**Data section**
--- start ---
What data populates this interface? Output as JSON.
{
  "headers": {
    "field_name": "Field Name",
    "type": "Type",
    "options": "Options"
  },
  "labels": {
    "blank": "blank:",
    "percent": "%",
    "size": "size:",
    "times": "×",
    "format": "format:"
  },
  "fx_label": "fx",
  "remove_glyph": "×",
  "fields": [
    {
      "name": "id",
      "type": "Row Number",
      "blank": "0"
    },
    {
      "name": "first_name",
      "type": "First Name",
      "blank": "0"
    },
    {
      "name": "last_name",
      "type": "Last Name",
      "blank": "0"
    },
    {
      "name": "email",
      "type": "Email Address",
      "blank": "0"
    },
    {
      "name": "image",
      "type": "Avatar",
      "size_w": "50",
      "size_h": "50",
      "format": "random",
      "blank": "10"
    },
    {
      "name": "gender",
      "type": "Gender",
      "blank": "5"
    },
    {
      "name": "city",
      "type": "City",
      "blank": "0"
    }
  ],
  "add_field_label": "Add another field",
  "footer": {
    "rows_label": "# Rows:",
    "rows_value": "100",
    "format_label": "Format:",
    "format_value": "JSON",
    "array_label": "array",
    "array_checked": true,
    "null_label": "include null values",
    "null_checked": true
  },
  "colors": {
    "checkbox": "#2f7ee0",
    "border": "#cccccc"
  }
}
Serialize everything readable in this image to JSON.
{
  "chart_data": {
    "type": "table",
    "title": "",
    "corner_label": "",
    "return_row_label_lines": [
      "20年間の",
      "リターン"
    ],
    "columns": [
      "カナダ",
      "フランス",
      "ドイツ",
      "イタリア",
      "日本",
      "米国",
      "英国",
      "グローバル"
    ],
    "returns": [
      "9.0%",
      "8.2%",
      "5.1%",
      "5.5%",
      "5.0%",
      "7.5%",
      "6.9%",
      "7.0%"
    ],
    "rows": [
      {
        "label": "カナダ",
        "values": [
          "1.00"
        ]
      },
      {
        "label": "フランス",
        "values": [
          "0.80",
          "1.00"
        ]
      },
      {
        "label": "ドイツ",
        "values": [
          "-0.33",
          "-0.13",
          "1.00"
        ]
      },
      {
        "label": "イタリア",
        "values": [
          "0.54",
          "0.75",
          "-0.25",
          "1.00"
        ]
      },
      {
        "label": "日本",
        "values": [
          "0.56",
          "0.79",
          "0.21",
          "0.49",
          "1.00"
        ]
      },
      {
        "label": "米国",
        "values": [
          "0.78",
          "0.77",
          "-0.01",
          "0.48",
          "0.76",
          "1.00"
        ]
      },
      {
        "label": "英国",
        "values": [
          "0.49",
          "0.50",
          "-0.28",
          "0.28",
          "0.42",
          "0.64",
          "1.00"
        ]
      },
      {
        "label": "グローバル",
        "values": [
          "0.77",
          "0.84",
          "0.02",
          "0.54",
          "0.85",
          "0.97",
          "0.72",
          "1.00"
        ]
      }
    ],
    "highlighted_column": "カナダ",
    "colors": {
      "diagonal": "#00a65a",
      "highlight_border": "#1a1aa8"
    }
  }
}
--- end ---
**Task statement**
Copy each line from the records above that includes the string "true".

**Full answer**
    "array_checked": true,
    "null_checked": true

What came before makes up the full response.